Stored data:

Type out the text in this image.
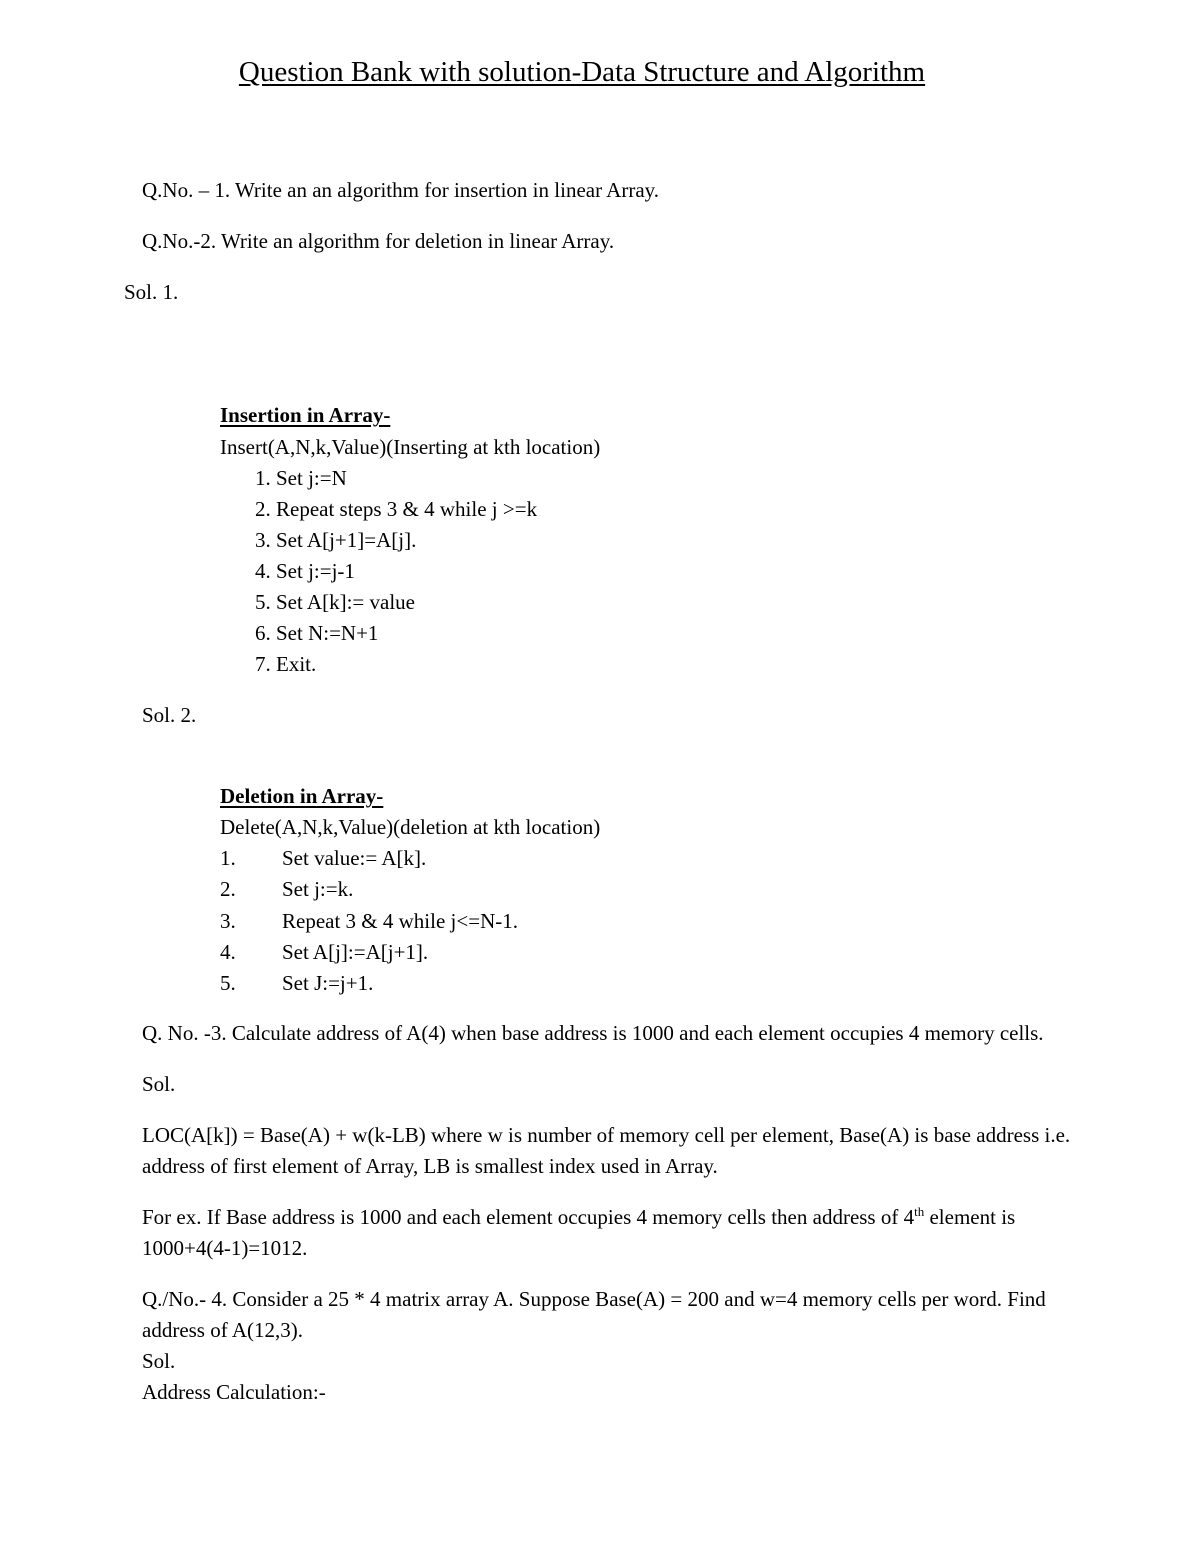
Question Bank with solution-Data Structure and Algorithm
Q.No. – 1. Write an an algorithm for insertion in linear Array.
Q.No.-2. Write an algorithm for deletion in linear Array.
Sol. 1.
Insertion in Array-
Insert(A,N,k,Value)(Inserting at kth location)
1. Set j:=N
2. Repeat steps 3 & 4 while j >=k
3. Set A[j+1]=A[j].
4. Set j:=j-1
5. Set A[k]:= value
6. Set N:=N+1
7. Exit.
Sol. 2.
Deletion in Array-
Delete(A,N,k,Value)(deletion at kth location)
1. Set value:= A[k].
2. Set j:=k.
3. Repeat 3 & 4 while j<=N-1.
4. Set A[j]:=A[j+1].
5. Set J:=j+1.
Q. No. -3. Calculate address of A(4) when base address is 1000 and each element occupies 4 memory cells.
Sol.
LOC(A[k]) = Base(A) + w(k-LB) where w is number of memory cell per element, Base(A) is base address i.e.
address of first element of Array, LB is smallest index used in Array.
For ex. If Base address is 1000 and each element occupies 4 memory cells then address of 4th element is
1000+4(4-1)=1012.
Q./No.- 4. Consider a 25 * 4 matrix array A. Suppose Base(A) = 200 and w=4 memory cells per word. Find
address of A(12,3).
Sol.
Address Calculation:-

* _EXERCISE DETAILS_
Look through the records and copy every line that has the word "while".

* _ANSWER TO THIS TASK_
2. Repeat steps 3 & 4 while j >=k
3. Repeat 3 & 4 while j<=N-1.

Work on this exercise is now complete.